<<<<
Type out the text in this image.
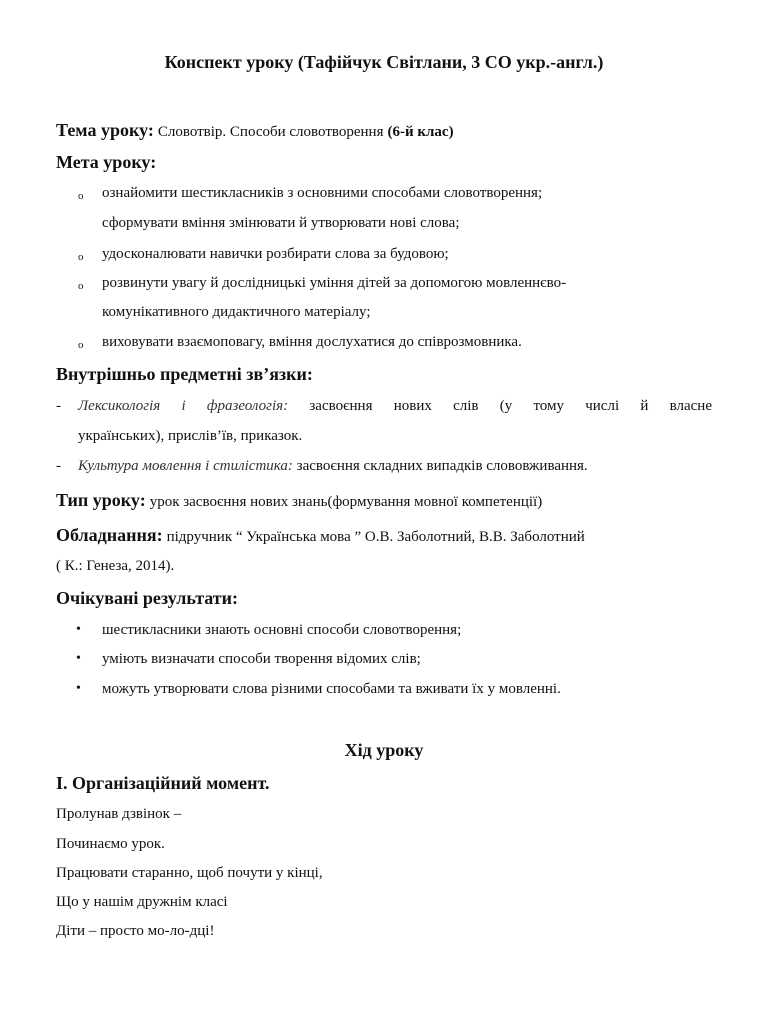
Конспект уроку (Тафійчук Світлани, 3 СО укр.-англ.)
Тема уроку: Словотвір. Способи словотворення (6-й клас)
Мета уроку:
o ознайомити шестикласників з основними способами словотворення;
сформувати вміння змінювати й утворювати нові слова;
o удосконалювати навички розбирати слова за будовою;
o розвинути увагу й дослідницькі уміння дітей за допомогою мовленнєво-
комунікативного дидактичного матеріалу;
o виховувати взаємоповагу, вміння дослухатися до співрозмовника.
Внутрішньо предметні зв’язки:
- Лексикологія і фразеологія: засвоєння нових слів (у тому числі й власне
українських), прислів’їв, приказок.
- Культура мовлення і стилістика: засвоєння складних випадків слововживання.
Тип уроку: урок засвоєння нових знань(формування мовної компетенції)
Обладнання: підручник “ Українська мова ” О.В. Заболотний, В.В. Заболотний
( К.: Генеза, 2014).
Очікувані результати:
• шестикласники знають основні способи словотворення;
• уміють визначати способи творення відомих слів;
• можуть утворювати слова різними способами та вживати їх у мовленні.
Хід уроку
І. Організаційний момент.
Пролунав дзвінок –
Починаємо урок.
Працювати старанно, щоб почути у кінці,
Що у нашім дружнім класі
Діти – просто мо-ло-дці!
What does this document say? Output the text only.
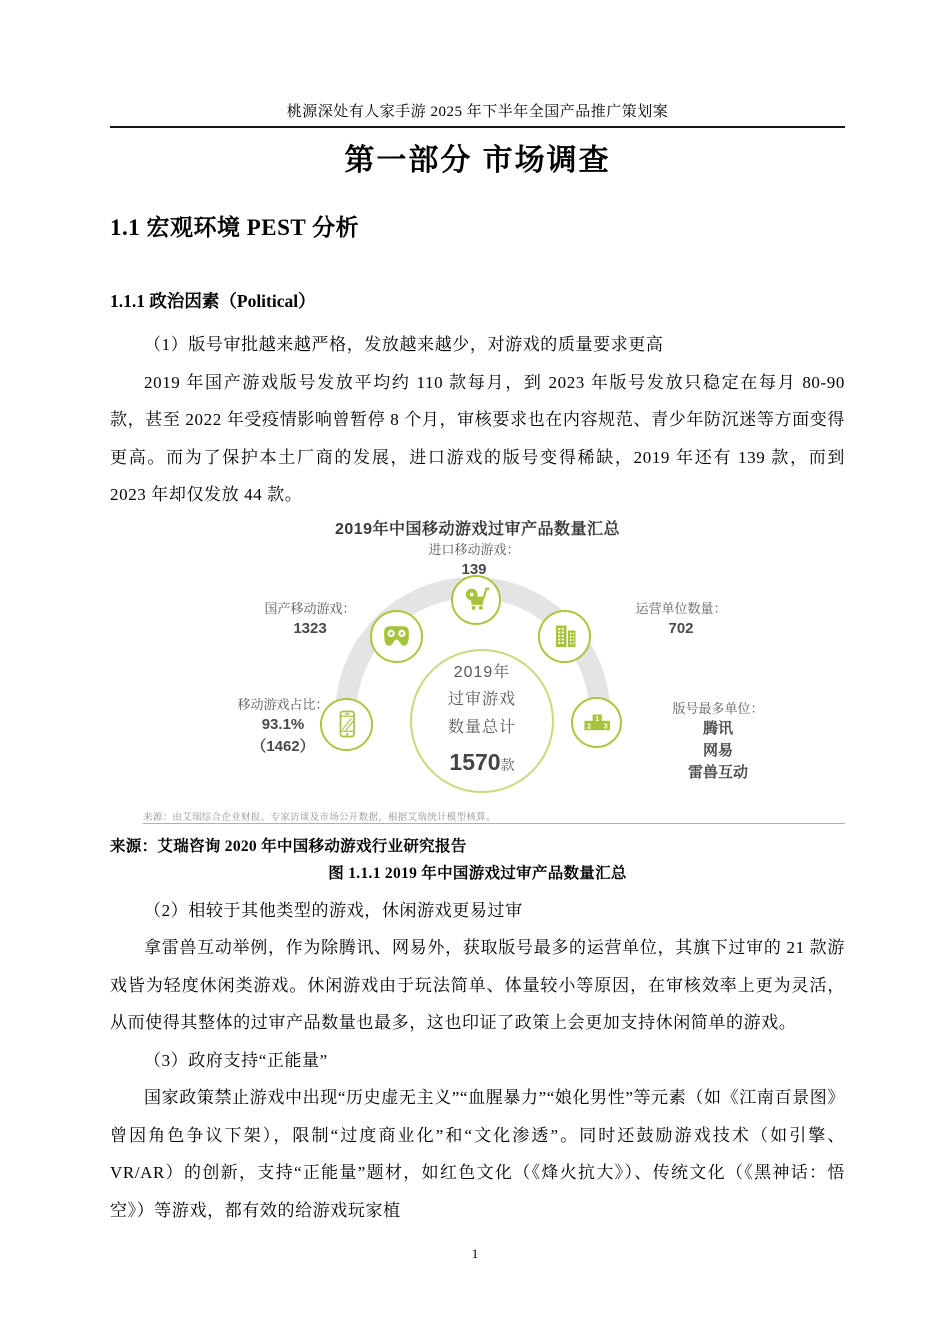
桃源深处有人家手游 2025 年下半年全国产品推广策划案
第一部分 市场调查
1.1 宏观环境 PEST 分析
1.1.1 政治因素（Political）

（1）版号审批越来越严格，发放越来越少，对游戏的质量要求更高

2019 年国产游戏版号发放平均约 110 款每月，到 2023 年版号发放只稳定在每月 80-90 款，甚至 2022 年受疫情影响曾暂停 8 个月，审核要求也在内容规范、青少年防沉迷等方面变得更高。而为了保护本土厂商的发展，进口游戏的版号变得稀缺，2019 年还有 139 款，而到 2023 年却仅发放 44 款。

2019年中国移动游戏过审产品数量汇总
进口移动游戏：
139
国产移动游戏：
1323
运营单位数量：
702
移动游戏占比：
93.1%
（1462）
版号最多单位：
腾讯
网易
雷兽互动
1
2 3
2019年
过审游戏
数量总计
1570款
来源：由艾瑞综合企业财报、专家访谈及市场公开数据，根据艾瑞统计模型核算。

来源：艾瑞咨询 2020 年中国移动游戏行业研究报告

图 1.1.1 2019 年中国游戏过审产品数量汇总

（2）相较于其他类型的游戏，休闲游戏更易过审

拿雷兽互动举例，作为除腾讯、网易外，获取版号最多的运营单位，其旗下过审的 21 款游戏皆为轻度休闲类游戏。休闲游戏由于玩法简单、体量较小等原因，在审核效率上更为灵活，从而使得其整体的过审产品数量也最多，这也印证了政策上会更加支持休闲简单的游戏。

（3）政府支持“正能量”

国家政策禁止游戏中出现“历史虚无主义”“血腥暴力”“娘化男性”等元素（如《江南百景图》曾因角色争议下架），限制“过度商业化”和“文化渗透”。同时还鼓励游戏技术（如引擎、VR/AR）的创新，支持“正能量”题材，如红色文化（《烽火抗大》）、传统文化（《黑神话：悟空》）等游戏，都有效的给游戏玩家植

1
>>>>
GIVEN EXERCISE ▸ Write the records above out again exactly, with no pictures in your copy.

TASK SOLUTION ▸
Type out the text in this image.
Конспект уроку (Тафійчук Світлани, 3 СО укр.-англ.)
Тема уроку: Словотвір. Способи словотворення (6-й клас)
Мета уроку:
o ознайомити шестикласників з основними способами словотворення;
сформувати вміння змінювати й утворювати нові слова;
o удосконалювати навички розбирати слова за будовою;
o розвинути увагу й дослідницькі уміння дітей за допомогою мовленнєво-
комунікативного дидактичного матеріалу;
o виховувати взаємоповагу, вміння дослухатися до співрозмовника.
Внутрішньо предметні зв’язки:
- Лексикологія і фразеологія: засвоєння нових слів (у тому числі й власне
українських), прислів’їв, приказок.
- Культура мовлення і стилістика: засвоєння складних випадків слововживання.
Тип уроку: урок засвоєння нових знань(формування мовної компетенції)
Обладнання: підручник “ Українська мова ” О.В. Заболотний, В.В. Заболотний
( К.: Генеза, 2014).
Очікувані результати:
• шестикласники знають основні способи словотворення;
• уміють визначати способи творення відомих слів;
• можуть утворювати слова різними способами та вживати їх у мовленні.
Хід уроку
І. Організаційний момент.
Пролунав дзвінок –
Починаємо урок.
Працювати старанно, щоб почути у кінці,
Що у нашім дружнім класі
Діти – просто мо-ло-дці!
What does this document say? Output the text only.
桃源深处有人家手游 2025 年下半年全国产品推广策划案
第一部分 市场调查
1.1 宏观环境 PEST 分析
1.1.1 政治因素（Political）

（1）版号审批越来越严格，发放越来越少，对游戏的质量要求更高

2019 年国产游戏版号发放平均约 110 款每月，到 2023 年版号发放只稳定在每月 80-90 款，甚至 2022 年受疫情影响曾暂停 8 个月，审核要求也在内容规范、青少年防沉迷等方面变得更高。而为了保护本土厂商的发展，进口游戏的版号变得稀缺，2019 年还有 139 款，而到 2023 年却仅发放 44 款。

2019年中国移动游戏过审产品数量汇总
进口移动游戏：
139
国产移动游戏：
1323
运营单位数量：
702
移动游戏占比：
93.1%
（1462）
版号最多单位：
腾讯
网易
雷兽互动
1
2 3
2019年
过审游戏
数量总计
1570款
来源：由艾瑞综合企业财报、专家访谈及市场公开数据，根据艾瑞统计模型核算。

来源：艾瑞咨询 2020 年中国移动游戏行业研究报告

图 1.1.1 2019 年中国游戏过审产品数量汇总

（2）相较于其他类型的游戏，休闲游戏更易过审

拿雷兽互动举例，作为除腾讯、网易外，获取版号最多的运营单位，其旗下过审的 21 款游戏皆为轻度休闲类游戏。休闲游戏由于玩法简单、体量较小等原因，在审核效率上更为灵活，从而使得其整体的过审产品数量也最多，这也印证了政策上会更加支持休闲简单的游戏。

（3）政府支持“正能量”

国家政策禁止游戏中出现“历史虚无主义”“血腥暴力”“娘化男性”等元素（如《江南百景图》曾因角色争议下架），限制“过度商业化”和“文化渗透”。同时还鼓励游戏技术（如引擎、VR/AR）的创新，支持“正能量”题材，如红色文化（《烽火抗大》）、传统文化（《黑神话：悟空》）等游戏，都有效的给游戏玩家植

1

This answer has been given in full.